* BEGIN RECORD SET *
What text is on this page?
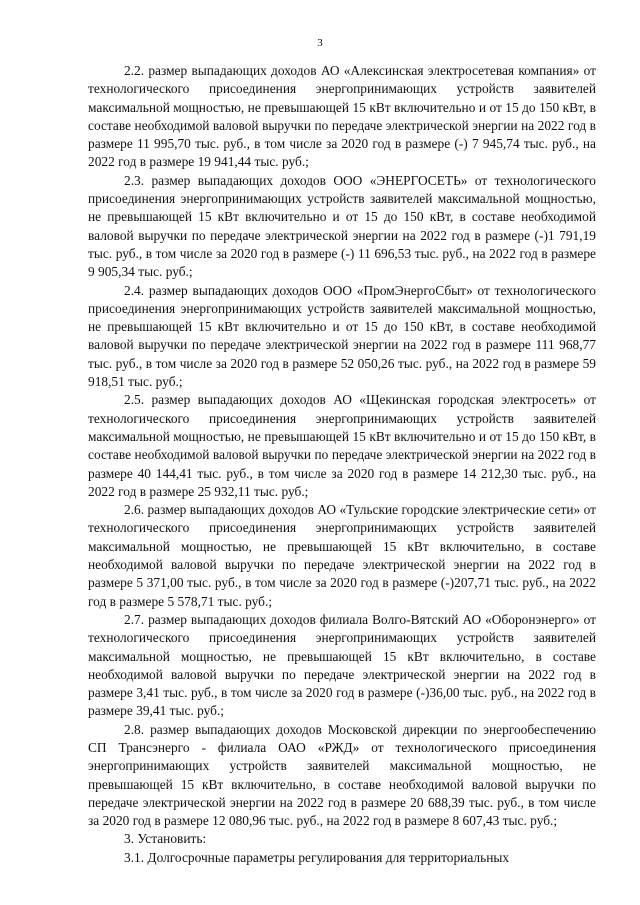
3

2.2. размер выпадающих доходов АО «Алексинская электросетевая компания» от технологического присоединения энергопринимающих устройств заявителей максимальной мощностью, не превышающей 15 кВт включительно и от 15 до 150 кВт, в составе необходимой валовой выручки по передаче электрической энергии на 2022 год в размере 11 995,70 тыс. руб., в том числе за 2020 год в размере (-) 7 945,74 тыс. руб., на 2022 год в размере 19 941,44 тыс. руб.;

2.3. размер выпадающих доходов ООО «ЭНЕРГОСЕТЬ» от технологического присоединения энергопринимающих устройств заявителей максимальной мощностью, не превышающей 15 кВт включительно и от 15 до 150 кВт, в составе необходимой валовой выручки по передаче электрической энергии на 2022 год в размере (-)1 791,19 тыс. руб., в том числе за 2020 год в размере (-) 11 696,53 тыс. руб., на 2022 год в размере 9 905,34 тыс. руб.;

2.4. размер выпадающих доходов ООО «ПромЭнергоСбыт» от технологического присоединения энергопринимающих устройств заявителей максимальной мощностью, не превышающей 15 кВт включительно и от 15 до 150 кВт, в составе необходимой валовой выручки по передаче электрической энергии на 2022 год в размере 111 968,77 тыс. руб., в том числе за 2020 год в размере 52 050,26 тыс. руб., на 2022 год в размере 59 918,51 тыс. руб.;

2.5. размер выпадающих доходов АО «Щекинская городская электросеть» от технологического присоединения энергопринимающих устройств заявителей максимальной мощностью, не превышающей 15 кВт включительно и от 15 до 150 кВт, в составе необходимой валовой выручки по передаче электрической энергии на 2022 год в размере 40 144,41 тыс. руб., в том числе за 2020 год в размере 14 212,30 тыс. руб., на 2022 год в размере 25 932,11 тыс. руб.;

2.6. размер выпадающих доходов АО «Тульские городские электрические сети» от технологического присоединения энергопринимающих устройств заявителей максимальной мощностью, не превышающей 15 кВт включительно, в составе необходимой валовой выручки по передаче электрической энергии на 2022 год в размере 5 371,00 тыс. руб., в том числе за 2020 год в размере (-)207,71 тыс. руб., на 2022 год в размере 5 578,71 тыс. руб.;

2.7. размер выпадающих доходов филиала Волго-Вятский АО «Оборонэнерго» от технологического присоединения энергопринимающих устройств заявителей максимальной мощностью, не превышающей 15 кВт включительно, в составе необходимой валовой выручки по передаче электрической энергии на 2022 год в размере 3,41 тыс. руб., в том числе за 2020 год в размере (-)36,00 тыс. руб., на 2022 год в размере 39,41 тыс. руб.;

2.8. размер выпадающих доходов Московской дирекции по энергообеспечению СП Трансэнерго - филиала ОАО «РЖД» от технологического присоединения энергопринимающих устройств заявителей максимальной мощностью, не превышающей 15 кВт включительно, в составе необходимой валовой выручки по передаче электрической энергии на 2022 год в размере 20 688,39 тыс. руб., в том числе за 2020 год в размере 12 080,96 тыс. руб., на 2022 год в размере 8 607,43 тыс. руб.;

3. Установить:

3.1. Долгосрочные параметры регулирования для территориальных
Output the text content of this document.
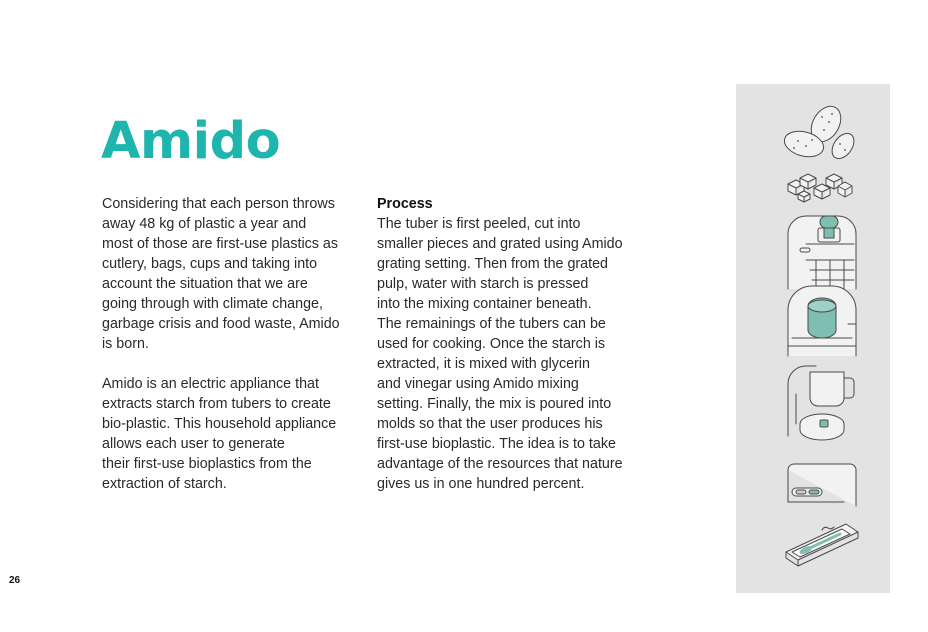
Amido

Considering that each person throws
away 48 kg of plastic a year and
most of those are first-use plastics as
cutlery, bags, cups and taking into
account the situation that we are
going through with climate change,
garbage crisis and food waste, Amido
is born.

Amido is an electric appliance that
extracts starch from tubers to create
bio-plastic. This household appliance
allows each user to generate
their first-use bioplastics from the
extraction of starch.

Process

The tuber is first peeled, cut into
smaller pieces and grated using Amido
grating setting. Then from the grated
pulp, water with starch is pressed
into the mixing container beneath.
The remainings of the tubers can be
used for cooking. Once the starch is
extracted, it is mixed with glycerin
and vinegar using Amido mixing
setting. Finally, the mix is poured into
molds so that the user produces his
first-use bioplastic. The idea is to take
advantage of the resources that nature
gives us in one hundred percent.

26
* END RECORD SET *
• PROMPT:
Identify all lines where the word "using" shows up. Copy them.

• ANSWER TO THIS PROBLEM:
smaller pieces and grated using Amido
and vinegar using Amido mixing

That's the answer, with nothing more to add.